### [THE PROBLEM]
Pull out every line below holding the word "months".
--- START ---
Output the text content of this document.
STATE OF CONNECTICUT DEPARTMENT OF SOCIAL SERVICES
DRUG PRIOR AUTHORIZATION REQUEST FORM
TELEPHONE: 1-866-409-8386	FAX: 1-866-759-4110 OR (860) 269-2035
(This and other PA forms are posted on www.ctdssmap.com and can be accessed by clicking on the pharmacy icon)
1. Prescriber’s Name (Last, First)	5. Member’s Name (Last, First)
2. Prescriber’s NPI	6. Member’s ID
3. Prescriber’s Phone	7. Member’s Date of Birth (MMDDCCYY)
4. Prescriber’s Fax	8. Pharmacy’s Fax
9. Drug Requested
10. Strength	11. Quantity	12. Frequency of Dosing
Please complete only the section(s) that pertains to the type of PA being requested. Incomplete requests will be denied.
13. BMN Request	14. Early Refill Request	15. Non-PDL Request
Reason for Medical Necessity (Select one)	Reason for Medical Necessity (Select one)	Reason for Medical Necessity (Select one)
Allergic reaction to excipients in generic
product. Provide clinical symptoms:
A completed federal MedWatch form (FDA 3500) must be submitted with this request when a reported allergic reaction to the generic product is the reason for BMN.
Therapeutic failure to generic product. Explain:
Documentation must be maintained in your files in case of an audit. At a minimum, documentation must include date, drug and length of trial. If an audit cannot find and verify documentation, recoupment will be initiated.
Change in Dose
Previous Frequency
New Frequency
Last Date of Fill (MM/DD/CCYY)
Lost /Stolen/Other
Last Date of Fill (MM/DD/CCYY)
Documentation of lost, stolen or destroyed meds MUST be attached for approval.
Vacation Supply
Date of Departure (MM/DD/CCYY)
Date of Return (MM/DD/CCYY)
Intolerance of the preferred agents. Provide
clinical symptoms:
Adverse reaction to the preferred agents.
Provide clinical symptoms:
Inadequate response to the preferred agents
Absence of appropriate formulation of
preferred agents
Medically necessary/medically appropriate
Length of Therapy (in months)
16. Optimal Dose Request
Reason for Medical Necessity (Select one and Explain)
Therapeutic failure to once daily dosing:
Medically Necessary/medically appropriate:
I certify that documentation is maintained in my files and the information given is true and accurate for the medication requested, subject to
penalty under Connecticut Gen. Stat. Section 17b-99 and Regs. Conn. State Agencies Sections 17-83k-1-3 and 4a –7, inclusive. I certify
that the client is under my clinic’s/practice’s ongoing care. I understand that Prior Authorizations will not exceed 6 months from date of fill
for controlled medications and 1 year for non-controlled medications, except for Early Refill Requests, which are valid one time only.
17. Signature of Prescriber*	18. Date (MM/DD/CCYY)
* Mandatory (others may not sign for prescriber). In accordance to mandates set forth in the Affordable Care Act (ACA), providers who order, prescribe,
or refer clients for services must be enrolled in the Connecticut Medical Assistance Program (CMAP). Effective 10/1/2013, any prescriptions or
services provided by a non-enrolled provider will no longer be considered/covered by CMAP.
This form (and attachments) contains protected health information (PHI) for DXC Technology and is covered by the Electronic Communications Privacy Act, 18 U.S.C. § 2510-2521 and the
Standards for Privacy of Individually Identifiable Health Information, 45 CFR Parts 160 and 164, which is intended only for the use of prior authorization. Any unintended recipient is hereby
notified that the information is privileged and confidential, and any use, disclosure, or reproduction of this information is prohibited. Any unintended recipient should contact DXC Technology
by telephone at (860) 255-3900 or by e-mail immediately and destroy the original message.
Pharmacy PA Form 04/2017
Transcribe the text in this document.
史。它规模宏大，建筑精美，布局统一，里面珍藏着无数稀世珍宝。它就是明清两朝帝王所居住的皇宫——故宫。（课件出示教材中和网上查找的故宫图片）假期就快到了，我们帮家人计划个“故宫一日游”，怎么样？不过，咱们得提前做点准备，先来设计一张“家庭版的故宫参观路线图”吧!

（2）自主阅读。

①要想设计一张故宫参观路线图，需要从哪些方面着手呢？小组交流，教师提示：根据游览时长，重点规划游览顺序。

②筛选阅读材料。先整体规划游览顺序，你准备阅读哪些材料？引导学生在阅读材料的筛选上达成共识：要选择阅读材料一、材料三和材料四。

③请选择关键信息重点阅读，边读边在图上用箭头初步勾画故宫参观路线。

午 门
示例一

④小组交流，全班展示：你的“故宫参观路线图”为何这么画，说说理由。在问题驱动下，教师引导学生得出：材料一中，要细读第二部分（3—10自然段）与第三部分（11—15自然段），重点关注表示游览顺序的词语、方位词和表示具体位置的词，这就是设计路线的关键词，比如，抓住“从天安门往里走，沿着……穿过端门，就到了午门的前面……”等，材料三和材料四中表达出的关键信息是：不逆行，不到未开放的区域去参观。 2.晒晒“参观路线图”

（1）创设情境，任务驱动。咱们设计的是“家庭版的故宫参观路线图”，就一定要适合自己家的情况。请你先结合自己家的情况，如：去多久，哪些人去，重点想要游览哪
--- END ---
### [TASK RESPONSE]
Length of Therapy (in months)
that the client is under my clinic’s/practice’s ongoing care. I understand that Prior Authorizations will not exceed 6 months from date of fill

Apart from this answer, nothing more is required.